◆ **STATED PROBLEM**
Locate each line of the material that contains "beneficiarios", then return it.

═══ AVAILABLE DATA ═══

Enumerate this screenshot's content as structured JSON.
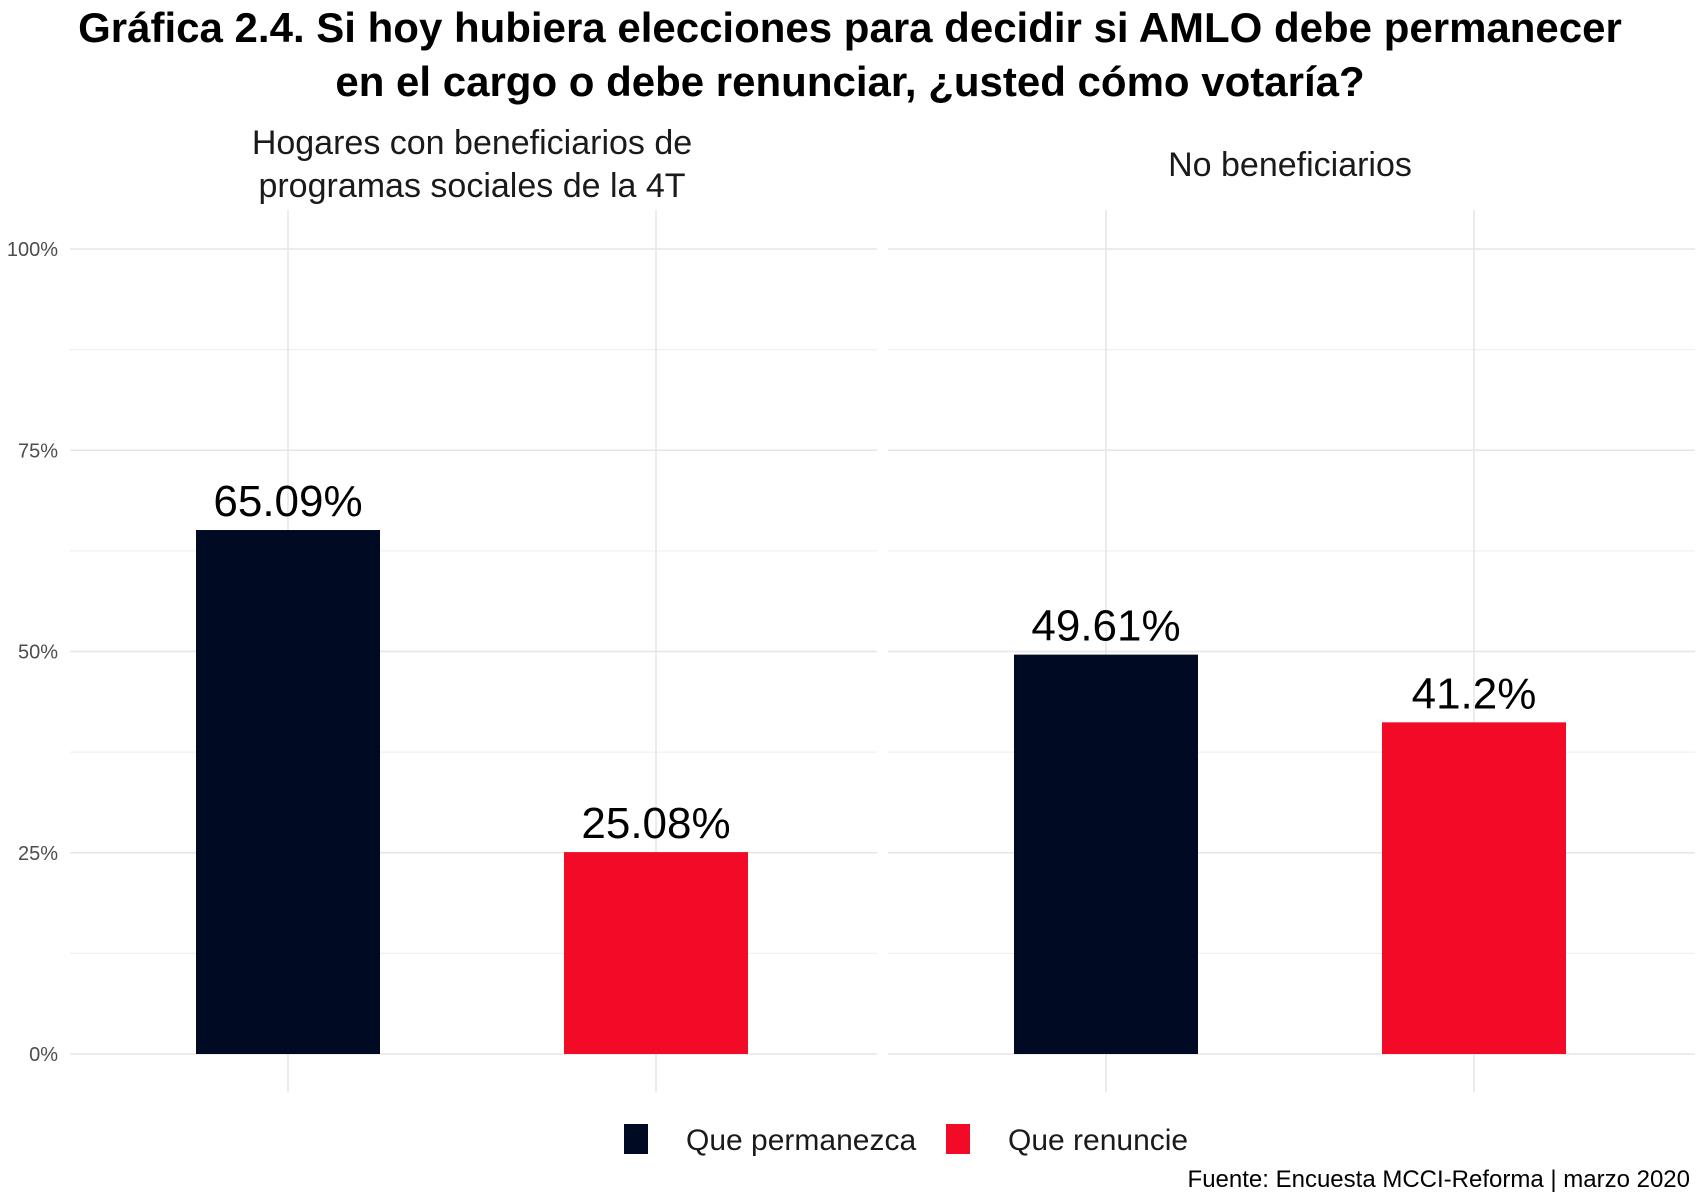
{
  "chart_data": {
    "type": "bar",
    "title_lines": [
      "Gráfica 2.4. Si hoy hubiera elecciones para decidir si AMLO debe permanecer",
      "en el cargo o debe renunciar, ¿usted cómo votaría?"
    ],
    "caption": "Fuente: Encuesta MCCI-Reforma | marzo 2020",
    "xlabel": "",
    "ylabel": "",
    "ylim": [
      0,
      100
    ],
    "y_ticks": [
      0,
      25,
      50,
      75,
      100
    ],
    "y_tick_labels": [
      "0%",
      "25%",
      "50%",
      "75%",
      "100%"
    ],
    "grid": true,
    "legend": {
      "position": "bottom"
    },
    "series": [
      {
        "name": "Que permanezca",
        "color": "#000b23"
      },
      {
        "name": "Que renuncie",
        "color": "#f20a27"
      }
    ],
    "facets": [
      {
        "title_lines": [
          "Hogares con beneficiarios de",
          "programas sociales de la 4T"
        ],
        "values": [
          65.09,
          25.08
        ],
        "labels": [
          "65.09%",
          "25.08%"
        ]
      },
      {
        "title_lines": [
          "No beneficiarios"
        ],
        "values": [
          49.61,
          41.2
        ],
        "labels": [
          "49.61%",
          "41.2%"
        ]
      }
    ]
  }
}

═══
═══ AVAILABLE DATA ═══

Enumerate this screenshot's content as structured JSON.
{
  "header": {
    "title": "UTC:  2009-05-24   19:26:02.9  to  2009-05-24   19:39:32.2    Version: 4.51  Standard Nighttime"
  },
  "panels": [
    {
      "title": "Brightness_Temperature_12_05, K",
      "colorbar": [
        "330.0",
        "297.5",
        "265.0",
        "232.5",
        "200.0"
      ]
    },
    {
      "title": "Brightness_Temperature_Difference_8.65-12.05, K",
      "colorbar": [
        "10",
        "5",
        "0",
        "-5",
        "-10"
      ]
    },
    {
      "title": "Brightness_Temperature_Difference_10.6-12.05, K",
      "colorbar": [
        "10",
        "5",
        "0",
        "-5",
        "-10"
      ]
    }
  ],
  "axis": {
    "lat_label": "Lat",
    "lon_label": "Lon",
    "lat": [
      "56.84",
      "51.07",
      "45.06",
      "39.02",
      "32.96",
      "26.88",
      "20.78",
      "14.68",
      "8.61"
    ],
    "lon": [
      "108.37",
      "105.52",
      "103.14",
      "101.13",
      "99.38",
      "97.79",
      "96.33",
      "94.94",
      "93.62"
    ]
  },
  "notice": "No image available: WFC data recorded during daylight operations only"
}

═══
═══ AVAILABLE DATA ═══

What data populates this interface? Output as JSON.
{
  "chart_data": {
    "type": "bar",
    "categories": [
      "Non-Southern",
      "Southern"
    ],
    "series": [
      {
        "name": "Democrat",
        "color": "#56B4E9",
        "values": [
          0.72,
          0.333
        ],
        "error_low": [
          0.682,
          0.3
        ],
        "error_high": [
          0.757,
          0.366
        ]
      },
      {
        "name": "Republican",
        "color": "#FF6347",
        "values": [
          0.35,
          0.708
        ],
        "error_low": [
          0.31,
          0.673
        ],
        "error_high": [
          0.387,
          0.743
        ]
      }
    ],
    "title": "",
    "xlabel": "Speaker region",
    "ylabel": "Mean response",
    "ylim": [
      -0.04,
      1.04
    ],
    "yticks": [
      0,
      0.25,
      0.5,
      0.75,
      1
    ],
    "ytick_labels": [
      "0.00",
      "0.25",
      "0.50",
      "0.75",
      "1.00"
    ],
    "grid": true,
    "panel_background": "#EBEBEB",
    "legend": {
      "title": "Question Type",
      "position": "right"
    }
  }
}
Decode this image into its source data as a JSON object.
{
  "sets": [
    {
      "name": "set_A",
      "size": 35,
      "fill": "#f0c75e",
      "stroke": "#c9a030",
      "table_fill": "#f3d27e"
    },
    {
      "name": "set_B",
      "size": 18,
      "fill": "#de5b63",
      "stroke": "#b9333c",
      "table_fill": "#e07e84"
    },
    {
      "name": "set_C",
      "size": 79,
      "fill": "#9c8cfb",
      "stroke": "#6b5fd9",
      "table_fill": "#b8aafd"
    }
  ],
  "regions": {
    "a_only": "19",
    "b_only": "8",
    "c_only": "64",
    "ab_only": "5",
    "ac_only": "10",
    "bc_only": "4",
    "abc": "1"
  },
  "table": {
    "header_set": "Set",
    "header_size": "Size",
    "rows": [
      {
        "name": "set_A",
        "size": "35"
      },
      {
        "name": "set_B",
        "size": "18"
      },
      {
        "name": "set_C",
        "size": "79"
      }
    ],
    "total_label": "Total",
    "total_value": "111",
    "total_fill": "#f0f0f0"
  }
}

═══

◆ **RESPONSE BELOW**
          "Hogares con beneficiarios de",
          "No beneficiarios"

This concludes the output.